Tally each line where the word "JSON" occurs, then give only the total.
■ ■ ■ ■
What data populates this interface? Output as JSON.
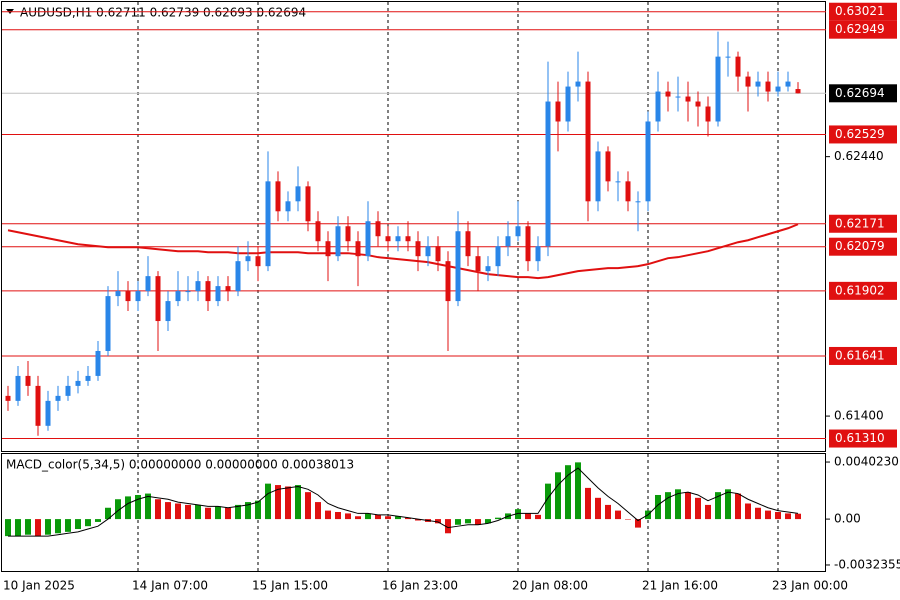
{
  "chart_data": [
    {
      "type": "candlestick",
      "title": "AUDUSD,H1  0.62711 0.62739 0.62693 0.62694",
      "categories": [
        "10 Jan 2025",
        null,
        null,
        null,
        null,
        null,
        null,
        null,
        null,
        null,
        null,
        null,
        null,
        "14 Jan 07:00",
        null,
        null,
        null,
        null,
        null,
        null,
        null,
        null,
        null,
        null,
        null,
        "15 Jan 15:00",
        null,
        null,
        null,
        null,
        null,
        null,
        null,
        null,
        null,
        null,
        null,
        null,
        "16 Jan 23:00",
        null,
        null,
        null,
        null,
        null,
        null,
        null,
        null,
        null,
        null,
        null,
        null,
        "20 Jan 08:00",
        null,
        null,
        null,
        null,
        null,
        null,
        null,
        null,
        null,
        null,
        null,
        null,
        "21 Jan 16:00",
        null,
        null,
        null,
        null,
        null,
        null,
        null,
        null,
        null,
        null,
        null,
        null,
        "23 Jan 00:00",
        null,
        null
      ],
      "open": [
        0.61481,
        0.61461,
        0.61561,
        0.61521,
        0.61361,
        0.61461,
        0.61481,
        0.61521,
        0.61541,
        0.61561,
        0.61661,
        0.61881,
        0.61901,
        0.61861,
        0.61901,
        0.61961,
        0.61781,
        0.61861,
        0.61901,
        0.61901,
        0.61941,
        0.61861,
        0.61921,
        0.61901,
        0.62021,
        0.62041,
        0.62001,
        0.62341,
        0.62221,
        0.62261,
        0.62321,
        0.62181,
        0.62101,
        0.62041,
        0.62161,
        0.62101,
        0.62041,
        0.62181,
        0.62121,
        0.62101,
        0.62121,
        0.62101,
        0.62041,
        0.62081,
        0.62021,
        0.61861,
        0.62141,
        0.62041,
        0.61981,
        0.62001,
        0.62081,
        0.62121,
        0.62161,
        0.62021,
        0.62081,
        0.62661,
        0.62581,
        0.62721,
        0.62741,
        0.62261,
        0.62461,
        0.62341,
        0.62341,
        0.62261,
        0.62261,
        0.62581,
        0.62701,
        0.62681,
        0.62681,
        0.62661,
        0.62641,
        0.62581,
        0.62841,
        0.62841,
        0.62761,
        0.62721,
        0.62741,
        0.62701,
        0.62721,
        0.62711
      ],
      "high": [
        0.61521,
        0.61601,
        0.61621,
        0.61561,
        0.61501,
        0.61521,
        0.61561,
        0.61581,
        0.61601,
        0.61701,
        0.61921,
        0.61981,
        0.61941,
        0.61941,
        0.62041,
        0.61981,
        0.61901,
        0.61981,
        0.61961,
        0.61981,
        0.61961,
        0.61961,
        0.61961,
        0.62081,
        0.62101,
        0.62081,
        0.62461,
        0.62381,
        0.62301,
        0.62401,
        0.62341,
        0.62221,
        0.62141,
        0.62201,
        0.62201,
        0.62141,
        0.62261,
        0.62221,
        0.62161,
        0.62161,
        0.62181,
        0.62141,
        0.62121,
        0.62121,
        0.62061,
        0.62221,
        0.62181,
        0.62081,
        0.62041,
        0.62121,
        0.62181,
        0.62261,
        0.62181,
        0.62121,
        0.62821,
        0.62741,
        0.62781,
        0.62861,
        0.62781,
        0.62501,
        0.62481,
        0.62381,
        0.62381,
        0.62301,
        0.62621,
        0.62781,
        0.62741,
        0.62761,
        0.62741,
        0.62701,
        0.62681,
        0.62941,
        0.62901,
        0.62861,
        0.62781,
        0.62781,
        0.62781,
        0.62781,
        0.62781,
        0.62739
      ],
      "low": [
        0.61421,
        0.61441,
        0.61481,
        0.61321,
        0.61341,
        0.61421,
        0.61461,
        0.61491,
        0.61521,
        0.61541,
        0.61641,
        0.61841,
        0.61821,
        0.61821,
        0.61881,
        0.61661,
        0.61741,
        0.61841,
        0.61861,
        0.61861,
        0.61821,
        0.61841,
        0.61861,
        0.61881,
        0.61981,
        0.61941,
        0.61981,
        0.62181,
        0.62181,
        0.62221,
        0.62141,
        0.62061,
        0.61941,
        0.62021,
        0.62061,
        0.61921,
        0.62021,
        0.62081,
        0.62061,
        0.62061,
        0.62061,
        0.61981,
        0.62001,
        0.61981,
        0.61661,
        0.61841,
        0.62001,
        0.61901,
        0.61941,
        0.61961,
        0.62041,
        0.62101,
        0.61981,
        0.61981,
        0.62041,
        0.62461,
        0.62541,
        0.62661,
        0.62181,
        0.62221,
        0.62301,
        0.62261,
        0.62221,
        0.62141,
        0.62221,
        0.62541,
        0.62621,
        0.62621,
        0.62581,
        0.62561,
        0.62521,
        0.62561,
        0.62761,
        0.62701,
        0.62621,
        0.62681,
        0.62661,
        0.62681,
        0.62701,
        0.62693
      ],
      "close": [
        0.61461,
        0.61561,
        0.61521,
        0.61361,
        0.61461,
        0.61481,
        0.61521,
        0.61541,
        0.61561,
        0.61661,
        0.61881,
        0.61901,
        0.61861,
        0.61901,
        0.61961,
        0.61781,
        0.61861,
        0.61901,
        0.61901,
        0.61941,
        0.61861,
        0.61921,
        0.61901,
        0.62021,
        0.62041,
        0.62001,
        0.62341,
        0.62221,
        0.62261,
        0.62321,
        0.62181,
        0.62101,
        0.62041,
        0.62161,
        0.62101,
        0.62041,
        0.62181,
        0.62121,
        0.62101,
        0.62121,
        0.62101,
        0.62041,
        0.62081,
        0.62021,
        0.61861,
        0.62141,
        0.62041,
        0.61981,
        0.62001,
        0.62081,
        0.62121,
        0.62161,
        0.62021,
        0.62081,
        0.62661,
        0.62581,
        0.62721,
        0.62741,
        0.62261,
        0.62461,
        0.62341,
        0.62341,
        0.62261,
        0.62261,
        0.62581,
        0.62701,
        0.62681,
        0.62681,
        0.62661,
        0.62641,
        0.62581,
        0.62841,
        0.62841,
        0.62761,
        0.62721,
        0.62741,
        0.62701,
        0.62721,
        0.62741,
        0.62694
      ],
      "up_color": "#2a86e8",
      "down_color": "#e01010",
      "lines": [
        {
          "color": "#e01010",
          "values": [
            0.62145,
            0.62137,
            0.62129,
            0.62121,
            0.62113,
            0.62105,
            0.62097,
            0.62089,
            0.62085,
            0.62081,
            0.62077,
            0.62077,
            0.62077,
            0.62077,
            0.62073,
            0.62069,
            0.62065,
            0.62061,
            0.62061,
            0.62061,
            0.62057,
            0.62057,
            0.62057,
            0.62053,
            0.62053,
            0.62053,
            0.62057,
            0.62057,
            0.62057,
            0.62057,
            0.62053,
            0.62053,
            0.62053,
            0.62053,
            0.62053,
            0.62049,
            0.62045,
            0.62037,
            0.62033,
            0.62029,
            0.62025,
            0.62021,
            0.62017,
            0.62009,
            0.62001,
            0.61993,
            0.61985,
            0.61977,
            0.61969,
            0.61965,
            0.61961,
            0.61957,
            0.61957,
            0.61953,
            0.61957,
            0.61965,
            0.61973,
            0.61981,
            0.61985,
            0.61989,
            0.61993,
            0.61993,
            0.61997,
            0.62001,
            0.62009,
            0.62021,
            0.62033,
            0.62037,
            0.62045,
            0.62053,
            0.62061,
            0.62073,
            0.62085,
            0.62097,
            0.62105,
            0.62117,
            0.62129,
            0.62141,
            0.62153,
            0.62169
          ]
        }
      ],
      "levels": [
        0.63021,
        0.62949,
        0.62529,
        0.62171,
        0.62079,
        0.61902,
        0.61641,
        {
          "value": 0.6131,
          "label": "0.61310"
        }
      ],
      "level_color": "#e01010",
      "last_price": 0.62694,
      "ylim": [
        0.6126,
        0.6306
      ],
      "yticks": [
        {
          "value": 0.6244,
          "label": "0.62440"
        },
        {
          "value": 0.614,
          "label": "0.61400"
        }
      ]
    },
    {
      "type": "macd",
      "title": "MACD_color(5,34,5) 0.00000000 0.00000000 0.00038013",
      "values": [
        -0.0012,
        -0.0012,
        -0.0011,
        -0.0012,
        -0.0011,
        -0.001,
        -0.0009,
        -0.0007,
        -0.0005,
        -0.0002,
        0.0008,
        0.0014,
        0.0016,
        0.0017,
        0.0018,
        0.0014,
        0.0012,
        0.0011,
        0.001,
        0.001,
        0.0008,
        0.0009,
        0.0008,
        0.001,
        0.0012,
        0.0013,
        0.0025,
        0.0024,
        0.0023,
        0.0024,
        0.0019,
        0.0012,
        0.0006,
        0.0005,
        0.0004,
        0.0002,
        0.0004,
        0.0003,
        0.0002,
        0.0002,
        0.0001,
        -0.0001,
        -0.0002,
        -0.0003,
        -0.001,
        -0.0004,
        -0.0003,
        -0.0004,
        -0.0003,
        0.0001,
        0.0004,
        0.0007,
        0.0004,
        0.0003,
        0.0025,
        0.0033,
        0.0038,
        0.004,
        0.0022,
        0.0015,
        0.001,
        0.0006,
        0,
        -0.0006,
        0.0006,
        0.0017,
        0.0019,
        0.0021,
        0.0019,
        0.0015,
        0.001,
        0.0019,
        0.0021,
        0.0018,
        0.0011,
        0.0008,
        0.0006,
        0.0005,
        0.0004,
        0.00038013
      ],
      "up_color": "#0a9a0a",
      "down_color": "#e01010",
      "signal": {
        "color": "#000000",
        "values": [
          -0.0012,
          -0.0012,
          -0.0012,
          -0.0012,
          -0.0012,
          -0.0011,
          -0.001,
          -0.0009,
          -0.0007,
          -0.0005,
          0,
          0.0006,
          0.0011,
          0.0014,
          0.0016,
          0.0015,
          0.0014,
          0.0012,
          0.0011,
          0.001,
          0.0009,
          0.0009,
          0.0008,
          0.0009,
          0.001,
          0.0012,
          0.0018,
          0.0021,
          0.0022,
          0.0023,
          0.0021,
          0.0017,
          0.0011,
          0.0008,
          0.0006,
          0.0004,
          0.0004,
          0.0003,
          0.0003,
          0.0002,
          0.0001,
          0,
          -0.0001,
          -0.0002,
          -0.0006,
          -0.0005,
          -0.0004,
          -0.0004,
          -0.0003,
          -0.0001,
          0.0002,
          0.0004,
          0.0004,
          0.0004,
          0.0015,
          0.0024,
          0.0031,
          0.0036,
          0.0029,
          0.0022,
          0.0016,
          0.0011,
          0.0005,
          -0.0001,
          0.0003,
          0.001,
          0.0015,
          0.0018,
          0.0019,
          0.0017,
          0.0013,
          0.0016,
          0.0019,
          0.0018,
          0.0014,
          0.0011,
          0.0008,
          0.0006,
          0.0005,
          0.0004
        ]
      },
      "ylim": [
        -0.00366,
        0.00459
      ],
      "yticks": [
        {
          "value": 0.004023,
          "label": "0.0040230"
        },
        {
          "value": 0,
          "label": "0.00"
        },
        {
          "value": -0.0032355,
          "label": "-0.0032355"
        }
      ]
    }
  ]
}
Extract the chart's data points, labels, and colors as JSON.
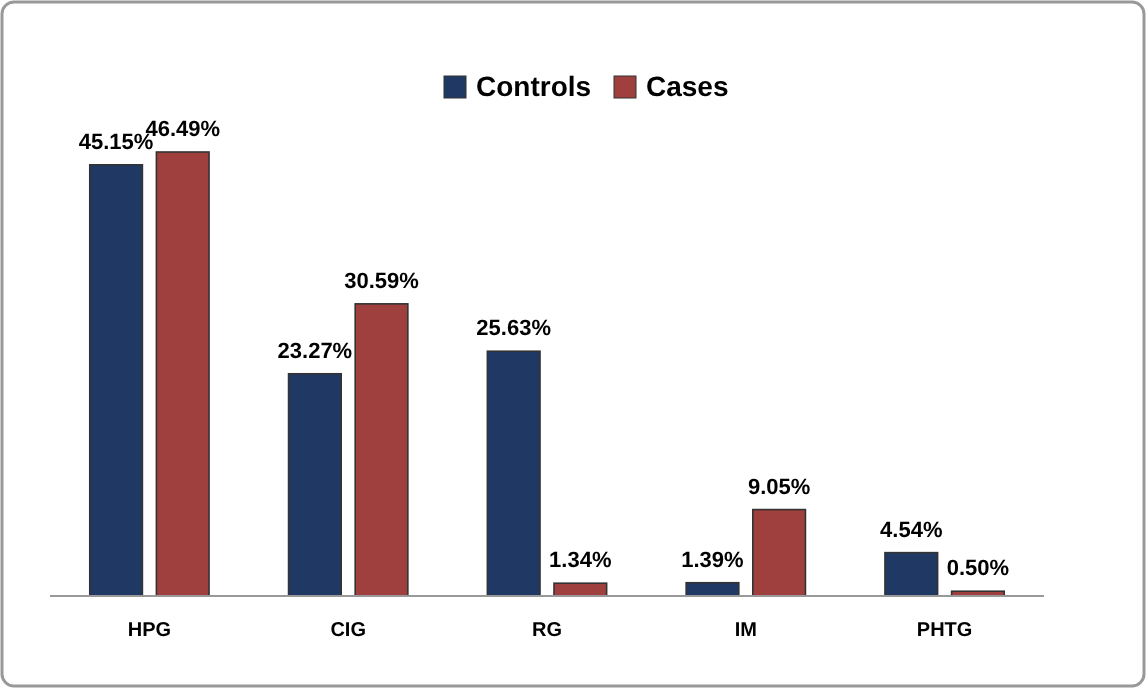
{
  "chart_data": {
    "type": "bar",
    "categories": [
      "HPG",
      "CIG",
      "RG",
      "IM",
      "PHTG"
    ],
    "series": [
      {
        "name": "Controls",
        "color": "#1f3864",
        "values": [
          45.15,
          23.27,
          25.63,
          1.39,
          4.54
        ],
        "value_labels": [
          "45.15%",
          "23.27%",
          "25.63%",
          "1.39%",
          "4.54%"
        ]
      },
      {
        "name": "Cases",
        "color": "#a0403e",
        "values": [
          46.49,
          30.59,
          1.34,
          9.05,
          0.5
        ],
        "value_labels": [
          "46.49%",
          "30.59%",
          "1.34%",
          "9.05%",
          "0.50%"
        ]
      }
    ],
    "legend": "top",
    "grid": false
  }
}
■ ■ ■ ■
**Output below:**
2